[Problem to solve] Count the lines below that contain the word "preview", and give only that number.

━━━━━ Dataset records ━━━━━

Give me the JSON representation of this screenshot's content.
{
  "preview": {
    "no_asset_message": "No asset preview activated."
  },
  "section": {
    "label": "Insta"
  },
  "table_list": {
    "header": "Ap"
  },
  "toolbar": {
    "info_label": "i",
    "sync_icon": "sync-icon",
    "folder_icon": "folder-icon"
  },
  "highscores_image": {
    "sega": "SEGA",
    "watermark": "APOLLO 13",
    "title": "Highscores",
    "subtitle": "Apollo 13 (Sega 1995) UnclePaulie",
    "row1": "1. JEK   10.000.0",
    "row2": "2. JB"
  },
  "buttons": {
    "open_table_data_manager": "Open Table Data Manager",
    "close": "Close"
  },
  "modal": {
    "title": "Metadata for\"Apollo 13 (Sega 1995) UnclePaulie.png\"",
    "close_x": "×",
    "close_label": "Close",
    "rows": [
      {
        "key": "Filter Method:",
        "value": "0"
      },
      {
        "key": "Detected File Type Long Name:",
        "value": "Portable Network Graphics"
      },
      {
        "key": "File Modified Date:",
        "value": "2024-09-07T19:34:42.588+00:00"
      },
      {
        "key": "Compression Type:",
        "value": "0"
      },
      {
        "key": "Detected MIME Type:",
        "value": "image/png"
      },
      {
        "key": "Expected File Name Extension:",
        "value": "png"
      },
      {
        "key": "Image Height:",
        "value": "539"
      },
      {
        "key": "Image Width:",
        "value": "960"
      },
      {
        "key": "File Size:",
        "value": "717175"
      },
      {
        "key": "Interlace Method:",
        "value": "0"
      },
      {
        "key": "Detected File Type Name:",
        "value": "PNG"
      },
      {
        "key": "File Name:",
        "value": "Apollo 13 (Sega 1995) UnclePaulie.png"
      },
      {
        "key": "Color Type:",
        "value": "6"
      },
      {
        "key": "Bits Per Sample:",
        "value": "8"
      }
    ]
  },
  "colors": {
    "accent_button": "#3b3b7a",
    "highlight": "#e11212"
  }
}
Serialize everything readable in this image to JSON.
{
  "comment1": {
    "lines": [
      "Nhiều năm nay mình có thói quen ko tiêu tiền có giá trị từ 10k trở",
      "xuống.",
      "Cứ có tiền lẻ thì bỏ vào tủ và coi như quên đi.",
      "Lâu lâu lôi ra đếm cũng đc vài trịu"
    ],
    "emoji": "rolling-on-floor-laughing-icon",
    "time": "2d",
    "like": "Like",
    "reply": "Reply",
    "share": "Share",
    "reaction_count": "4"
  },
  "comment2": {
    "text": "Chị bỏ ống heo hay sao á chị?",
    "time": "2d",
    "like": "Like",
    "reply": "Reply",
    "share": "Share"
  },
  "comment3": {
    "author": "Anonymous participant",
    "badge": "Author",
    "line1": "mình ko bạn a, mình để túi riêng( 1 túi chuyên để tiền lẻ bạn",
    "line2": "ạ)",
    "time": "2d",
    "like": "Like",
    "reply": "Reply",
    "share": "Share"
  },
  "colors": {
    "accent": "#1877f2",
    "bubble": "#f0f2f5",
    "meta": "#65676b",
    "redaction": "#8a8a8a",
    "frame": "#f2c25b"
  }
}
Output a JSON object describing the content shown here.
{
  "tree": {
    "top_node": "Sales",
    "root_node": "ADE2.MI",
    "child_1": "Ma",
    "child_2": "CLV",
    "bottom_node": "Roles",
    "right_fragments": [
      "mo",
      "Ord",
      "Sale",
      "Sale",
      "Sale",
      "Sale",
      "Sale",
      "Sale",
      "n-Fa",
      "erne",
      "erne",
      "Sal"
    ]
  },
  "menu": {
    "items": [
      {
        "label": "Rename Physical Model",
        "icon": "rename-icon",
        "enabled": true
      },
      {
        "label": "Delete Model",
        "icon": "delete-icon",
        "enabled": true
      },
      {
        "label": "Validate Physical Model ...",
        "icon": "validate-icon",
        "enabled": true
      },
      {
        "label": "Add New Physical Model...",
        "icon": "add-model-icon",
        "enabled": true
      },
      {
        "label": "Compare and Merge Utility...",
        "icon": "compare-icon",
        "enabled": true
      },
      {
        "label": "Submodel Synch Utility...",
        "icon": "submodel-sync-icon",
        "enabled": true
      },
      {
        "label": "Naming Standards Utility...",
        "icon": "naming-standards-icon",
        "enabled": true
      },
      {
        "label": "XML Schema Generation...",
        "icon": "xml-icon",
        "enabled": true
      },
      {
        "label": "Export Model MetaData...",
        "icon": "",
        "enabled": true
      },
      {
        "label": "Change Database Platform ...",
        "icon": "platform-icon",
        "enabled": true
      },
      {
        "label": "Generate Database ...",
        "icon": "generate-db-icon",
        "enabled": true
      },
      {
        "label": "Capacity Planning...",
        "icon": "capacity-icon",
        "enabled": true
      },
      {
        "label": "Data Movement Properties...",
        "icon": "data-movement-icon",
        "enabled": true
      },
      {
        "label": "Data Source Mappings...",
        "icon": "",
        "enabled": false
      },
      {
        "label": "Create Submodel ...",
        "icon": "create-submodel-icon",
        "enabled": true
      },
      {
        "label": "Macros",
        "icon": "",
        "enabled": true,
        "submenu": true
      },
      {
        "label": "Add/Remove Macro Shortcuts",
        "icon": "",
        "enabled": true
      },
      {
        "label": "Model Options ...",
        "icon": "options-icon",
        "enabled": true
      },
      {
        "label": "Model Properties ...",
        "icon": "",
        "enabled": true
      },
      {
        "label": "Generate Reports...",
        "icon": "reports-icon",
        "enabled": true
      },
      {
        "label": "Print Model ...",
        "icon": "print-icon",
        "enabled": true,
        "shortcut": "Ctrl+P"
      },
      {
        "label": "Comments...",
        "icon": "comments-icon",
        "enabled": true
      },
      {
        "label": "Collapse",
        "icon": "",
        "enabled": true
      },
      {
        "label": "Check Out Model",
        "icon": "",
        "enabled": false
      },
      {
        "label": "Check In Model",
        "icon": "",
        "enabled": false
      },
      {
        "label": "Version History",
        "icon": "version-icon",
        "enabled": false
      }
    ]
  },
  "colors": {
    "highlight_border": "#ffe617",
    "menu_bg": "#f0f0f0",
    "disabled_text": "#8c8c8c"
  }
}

━━━━━

[Answer to this task] 2